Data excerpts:
• • • • • • •

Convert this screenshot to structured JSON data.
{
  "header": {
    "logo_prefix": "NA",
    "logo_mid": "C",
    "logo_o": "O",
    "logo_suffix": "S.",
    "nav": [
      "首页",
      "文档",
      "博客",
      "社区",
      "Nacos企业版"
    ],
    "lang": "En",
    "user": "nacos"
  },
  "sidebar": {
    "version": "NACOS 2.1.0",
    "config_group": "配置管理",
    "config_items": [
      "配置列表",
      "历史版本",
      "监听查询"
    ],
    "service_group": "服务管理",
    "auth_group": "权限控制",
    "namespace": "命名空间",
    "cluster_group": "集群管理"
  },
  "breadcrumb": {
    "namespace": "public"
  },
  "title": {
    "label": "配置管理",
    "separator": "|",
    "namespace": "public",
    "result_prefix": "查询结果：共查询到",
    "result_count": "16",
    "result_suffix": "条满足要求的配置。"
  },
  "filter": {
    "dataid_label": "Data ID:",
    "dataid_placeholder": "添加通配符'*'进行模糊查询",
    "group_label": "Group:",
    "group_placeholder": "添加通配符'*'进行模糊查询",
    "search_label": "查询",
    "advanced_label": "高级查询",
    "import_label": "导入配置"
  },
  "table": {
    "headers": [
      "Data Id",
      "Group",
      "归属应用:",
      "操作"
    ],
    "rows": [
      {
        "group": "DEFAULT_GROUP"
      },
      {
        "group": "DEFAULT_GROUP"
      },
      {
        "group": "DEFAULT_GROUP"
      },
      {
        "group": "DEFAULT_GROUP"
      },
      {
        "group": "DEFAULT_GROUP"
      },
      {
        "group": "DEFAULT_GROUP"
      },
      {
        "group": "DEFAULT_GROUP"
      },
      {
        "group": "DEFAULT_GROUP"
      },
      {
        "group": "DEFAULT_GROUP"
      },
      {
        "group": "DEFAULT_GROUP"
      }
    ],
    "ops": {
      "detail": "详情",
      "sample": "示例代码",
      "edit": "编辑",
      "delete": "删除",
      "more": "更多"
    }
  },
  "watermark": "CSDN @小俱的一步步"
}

• • • • • • •

Do this
Above are the records. Identify each line that contains the word "namespace".

Solved problem
    "namespace": "命名空间",
    "namespace": "public"
    "namespace": "public",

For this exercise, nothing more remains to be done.